▸ **Work instructions**
In the entries, find all lines that hold the word "водителя" and copy them.

[A block of data]
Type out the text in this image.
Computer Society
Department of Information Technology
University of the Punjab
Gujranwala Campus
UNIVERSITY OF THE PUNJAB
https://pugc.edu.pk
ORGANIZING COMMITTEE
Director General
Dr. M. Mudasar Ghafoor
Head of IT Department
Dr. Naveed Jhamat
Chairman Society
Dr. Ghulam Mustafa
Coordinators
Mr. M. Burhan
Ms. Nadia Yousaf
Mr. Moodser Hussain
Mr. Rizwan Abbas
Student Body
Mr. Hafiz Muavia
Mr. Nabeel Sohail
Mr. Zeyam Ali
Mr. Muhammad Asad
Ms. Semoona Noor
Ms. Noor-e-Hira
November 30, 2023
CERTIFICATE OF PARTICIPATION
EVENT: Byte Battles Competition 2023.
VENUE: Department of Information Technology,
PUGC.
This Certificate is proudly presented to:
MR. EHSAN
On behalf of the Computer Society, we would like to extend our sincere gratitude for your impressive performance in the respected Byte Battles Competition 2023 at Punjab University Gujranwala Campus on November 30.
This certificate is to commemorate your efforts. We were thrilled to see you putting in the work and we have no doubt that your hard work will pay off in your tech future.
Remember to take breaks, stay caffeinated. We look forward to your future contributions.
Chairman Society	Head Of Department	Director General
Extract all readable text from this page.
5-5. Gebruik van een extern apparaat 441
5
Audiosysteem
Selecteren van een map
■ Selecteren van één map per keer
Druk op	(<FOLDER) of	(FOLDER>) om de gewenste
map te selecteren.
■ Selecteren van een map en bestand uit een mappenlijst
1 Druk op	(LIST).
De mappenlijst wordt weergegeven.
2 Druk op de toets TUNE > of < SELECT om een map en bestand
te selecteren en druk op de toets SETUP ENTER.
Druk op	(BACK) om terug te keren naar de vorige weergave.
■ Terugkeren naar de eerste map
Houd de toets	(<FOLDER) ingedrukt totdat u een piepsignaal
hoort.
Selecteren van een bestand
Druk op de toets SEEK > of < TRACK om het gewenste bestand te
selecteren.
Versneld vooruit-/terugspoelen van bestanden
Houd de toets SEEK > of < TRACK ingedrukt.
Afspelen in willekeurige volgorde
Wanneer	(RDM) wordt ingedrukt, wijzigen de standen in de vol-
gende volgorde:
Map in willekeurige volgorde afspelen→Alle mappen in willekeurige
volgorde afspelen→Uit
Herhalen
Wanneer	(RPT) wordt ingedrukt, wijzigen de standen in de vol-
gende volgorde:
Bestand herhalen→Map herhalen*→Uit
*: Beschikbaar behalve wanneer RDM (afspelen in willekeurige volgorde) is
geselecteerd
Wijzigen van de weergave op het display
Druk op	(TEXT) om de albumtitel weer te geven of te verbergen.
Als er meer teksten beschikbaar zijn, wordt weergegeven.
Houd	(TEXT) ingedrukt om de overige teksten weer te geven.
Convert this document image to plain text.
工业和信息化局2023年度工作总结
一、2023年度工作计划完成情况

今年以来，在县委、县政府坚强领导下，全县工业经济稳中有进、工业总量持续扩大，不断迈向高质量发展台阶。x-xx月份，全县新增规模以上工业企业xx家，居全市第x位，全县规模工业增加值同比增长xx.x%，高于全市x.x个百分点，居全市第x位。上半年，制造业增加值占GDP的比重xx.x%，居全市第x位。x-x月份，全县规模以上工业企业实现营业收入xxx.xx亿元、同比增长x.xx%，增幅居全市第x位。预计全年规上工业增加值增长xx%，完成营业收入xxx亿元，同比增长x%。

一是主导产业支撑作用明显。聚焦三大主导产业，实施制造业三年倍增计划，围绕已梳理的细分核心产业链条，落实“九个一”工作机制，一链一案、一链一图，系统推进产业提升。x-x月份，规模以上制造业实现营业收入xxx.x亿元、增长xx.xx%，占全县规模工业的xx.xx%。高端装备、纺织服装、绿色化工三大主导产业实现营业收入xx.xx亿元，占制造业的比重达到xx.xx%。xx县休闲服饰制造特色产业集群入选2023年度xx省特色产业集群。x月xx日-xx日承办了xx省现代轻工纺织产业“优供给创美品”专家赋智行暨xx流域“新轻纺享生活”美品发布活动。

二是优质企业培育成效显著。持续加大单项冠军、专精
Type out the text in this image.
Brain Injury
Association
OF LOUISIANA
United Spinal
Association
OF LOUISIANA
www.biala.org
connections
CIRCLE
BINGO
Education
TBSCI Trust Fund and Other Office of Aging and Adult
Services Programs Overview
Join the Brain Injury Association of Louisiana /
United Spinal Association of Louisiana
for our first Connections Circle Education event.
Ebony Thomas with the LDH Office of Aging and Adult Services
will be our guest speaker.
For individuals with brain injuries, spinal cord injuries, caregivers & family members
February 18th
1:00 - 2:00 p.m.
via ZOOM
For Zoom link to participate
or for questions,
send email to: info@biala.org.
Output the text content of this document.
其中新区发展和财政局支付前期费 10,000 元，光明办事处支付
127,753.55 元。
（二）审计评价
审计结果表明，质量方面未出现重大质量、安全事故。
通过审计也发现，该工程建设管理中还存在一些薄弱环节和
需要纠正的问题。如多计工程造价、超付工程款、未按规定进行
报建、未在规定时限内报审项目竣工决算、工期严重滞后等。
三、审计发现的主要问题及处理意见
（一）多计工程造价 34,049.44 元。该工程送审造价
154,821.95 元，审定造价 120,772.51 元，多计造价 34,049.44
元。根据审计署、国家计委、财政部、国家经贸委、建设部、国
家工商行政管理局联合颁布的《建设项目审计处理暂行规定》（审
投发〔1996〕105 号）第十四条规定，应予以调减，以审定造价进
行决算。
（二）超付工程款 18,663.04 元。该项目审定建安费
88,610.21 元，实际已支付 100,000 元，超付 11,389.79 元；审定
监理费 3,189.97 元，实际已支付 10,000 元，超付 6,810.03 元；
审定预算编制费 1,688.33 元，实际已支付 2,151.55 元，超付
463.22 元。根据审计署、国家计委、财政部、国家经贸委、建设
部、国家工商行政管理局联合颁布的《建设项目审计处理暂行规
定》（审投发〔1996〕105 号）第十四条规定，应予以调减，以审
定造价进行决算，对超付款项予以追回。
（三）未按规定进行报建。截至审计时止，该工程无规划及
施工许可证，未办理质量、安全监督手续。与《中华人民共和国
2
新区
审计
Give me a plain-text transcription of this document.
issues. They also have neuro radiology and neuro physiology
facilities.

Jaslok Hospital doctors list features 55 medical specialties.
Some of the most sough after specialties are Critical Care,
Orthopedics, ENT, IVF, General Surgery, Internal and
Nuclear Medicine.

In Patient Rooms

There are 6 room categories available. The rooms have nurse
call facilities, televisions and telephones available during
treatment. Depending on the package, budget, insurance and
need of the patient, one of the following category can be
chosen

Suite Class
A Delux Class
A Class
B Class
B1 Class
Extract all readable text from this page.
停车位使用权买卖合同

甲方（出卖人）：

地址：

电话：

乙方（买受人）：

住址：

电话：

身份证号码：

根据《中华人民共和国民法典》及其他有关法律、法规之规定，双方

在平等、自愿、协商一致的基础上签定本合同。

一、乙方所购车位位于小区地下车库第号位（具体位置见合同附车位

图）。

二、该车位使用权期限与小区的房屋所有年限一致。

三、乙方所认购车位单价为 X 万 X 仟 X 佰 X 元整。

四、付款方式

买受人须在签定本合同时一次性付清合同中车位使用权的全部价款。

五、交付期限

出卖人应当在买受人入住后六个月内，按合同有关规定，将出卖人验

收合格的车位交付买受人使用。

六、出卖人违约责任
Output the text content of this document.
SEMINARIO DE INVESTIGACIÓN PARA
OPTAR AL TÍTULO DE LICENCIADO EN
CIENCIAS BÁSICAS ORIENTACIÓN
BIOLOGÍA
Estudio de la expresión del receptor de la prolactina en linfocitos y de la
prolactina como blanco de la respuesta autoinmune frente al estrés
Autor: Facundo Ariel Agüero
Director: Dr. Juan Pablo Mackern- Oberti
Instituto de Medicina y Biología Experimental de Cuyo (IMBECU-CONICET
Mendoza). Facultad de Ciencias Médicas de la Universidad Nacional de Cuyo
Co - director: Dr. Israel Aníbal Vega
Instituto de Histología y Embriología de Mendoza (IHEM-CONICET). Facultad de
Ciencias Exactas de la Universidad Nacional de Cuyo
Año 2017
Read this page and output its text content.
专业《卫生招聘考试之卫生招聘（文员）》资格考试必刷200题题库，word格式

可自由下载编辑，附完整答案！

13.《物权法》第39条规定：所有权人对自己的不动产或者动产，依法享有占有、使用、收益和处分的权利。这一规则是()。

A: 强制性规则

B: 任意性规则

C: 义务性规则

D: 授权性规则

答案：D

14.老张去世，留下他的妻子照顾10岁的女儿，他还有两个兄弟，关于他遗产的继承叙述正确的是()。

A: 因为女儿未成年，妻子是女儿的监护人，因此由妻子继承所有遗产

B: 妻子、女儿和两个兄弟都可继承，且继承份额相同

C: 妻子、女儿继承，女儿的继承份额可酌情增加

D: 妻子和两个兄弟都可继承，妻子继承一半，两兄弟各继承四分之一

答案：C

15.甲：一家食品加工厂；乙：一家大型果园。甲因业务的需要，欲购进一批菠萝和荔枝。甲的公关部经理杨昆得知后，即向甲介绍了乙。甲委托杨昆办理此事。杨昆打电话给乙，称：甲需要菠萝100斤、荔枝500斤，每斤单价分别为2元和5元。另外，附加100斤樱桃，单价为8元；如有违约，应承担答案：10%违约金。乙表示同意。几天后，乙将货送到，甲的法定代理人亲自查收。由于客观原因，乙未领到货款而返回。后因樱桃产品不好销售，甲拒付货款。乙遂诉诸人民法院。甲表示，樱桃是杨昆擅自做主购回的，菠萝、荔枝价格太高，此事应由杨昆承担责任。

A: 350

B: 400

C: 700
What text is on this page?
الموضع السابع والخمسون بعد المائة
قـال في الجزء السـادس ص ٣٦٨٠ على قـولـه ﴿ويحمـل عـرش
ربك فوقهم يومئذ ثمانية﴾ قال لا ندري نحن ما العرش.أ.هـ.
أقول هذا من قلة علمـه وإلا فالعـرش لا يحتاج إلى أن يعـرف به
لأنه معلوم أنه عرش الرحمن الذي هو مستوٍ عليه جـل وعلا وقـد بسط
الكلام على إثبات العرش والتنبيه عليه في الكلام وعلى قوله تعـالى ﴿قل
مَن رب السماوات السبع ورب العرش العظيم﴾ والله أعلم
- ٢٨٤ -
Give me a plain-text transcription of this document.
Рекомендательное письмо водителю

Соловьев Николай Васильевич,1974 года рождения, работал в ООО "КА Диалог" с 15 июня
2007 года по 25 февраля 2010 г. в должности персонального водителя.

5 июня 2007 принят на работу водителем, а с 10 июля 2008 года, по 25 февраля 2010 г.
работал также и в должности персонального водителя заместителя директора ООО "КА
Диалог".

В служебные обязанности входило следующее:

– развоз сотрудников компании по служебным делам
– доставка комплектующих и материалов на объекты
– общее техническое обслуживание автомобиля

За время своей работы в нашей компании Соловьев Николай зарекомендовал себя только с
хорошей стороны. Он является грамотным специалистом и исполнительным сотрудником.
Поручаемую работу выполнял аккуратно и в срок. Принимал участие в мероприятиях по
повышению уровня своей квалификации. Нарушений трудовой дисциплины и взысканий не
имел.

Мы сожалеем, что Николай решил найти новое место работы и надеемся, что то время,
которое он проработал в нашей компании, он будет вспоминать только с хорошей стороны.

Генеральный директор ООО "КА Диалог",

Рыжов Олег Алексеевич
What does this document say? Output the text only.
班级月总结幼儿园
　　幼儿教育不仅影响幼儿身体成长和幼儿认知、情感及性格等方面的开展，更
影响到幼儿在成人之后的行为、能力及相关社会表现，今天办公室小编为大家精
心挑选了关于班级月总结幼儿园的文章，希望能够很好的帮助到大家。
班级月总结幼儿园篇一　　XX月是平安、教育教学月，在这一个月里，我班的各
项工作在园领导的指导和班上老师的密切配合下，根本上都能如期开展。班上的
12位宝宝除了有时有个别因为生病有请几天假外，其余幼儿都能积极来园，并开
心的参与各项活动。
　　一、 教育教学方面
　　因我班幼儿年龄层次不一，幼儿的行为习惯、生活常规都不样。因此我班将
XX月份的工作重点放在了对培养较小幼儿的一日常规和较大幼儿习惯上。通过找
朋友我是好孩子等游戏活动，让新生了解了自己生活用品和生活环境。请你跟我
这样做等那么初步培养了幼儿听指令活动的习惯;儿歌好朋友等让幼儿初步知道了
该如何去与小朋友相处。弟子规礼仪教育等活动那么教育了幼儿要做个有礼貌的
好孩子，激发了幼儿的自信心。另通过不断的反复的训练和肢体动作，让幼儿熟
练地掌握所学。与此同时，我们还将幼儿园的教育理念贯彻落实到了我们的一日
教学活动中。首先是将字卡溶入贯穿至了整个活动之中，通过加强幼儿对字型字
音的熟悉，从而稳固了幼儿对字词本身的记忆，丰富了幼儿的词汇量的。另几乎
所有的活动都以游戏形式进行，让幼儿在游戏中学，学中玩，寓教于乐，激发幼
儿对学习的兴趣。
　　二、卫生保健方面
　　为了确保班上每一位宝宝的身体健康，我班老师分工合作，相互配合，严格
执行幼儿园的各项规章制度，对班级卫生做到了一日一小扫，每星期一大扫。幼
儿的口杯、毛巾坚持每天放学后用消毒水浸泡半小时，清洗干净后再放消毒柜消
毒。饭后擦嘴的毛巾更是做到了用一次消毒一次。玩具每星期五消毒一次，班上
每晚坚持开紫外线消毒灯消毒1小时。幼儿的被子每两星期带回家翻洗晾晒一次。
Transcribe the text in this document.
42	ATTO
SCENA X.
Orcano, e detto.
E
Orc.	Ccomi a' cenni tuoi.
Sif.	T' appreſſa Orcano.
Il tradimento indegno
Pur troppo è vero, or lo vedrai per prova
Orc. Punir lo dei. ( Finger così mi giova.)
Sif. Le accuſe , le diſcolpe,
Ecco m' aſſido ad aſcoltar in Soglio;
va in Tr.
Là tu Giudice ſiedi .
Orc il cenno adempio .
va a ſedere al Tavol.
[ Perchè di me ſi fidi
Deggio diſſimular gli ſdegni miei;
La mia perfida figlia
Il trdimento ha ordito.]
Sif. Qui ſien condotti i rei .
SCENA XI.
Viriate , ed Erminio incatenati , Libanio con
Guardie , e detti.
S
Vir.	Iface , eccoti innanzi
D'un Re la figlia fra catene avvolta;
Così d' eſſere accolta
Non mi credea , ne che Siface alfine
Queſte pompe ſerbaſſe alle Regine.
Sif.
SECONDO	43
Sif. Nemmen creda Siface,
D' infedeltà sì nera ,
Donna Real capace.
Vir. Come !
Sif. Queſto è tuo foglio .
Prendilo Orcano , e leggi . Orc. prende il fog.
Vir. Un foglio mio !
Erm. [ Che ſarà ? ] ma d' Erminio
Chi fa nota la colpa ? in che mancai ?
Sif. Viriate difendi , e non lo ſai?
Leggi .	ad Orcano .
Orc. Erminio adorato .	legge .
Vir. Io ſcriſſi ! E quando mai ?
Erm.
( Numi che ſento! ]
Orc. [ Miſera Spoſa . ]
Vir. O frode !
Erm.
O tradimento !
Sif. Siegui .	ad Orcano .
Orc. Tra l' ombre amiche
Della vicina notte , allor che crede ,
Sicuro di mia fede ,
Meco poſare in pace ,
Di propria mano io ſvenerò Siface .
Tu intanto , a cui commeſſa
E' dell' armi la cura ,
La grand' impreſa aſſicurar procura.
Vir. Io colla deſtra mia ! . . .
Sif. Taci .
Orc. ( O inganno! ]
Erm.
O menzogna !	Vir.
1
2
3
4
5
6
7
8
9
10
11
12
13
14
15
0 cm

▸ **Task answer**
2007 года по 25 февраля 2010 г. в должности персонального водителя.
работал также и в должности персонального водителя заместителя директора ООО "КА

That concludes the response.